▶ _TASK DATA_
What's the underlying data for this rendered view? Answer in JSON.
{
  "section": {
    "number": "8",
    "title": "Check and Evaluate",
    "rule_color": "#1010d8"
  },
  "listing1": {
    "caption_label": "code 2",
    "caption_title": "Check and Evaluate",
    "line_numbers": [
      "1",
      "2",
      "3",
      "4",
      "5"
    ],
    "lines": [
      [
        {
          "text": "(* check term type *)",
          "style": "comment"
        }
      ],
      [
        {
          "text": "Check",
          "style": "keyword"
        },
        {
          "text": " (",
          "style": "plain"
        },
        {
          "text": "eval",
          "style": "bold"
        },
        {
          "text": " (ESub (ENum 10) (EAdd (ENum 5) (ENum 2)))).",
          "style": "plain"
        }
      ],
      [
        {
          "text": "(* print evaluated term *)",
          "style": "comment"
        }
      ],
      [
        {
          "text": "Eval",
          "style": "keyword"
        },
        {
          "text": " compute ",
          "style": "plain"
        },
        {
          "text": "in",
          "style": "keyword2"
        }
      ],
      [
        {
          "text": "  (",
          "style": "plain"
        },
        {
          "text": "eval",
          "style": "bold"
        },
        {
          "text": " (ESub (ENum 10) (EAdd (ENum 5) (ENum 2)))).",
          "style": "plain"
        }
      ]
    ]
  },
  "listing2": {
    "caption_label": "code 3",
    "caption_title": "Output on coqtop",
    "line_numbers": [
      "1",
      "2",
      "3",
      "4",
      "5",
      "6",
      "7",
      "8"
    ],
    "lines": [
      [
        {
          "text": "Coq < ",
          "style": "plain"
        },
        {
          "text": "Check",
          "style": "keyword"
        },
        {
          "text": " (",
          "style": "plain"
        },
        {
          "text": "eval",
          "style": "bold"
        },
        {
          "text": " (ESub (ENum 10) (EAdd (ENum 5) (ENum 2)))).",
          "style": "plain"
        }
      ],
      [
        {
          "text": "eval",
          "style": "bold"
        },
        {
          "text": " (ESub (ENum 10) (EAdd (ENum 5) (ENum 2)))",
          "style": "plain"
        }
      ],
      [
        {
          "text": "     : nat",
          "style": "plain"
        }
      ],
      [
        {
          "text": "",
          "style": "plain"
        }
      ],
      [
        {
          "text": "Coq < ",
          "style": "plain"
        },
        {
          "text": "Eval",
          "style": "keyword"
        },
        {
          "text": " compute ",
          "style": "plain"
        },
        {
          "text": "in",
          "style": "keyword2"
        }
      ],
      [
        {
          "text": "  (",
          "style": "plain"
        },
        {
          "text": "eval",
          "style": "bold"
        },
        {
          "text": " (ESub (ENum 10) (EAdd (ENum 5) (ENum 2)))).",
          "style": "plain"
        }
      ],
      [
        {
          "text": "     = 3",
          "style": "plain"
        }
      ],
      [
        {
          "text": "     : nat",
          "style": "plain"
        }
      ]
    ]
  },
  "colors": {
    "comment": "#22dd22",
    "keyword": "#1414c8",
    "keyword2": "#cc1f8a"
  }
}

▶ _TASK PROMPT_
Take the entries above and copy them out exactly.

▶ _RIGHT ANSWER_
What's the underlying data for this rendered view? Answer in JSON.
{
  "section": {
    "number": "8",
    "title": "Check and Evaluate",
    "rule_color": "#1010d8"
  },
  "listing1": {
    "caption_label": "code 2",
    "caption_title": "Check and Evaluate",
    "line_numbers": [
      "1",
      "2",
      "3",
      "4",
      "5"
    ],
    "lines": [
      [
        {
          "text": "(* check term type *)",
          "style": "comment"
        }
      ],
      [
        {
          "text": "Check",
          "style": "keyword"
        },
        {
          "text": " (",
          "style": "plain"
        },
        {
          "text": "eval",
          "style": "bold"
        },
        {
          "text": " (ESub (ENum 10) (EAdd (ENum 5) (ENum 2)))).",
          "style": "plain"
        }
      ],
      [
        {
          "text": "(* print evaluated term *)",
          "style": "comment"
        }
      ],
      [
        {
          "text": "Eval",
          "style": "keyword"
        },
        {
          "text": " compute ",
          "style": "plain"
        },
        {
          "text": "in",
          "style": "keyword2"
        }
      ],
      [
        {
          "text": "  (",
          "style": "plain"
        },
        {
          "text": "eval",
          "style": "bold"
        },
        {
          "text": " (ESub (ENum 10) (EAdd (ENum 5) (ENum 2)))).",
          "style": "plain"
        }
      ]
    ]
  },
  "listing2": {
    "caption_label": "code 3",
    "caption_title": "Output on coqtop",
    "line_numbers": [
      "1",
      "2",
      "3",
      "4",
      "5",
      "6",
      "7",
      "8"
    ],
    "lines": [
      [
        {
          "text": "Coq < ",
          "style": "plain"
        },
        {
          "text": "Check",
          "style": "keyword"
        },
        {
          "text": " (",
          "style": "plain"
        },
        {
          "text": "eval",
          "style": "bold"
        },
        {
          "text": " (ESub (ENum 10) (EAdd (ENum 5) (ENum 2)))).",
          "style": "plain"
        }
      ],
      [
        {
          "text": "eval",
          "style": "bold"
        },
        {
          "text": " (ESub (ENum 10) (EAdd (ENum 5) (ENum 2)))",
          "style": "plain"
        }
      ],
      [
        {
          "text": "     : nat",
          "style": "plain"
        }
      ],
      [
        {
          "text": "",
          "style": "plain"
        }
      ],
      [
        {
          "text": "Coq < ",
          "style": "plain"
        },
        {
          "text": "Eval",
          "style": "keyword"
        },
        {
          "text": " compute ",
          "style": "plain"
        },
        {
          "text": "in",
          "style": "keyword2"
        }
      ],
      [
        {
          "text": "  (",
          "style": "plain"
        },
        {
          "text": "eval",
          "style": "bold"
        },
        {
          "text": " (ESub (ENum 10) (EAdd (ENum 5) (ENum 2)))).",
          "style": "plain"
        }
      ],
      [
        {
          "text": "     = 3",
          "style": "plain"
        }
      ],
      [
        {
          "text": "     : nat",
          "style": "plain"
        }
      ]
    ]
  },
  "colors": {
    "comment": "#22dd22",
    "keyword": "#1414c8",
    "keyword2": "#cc1f8a"
  }
}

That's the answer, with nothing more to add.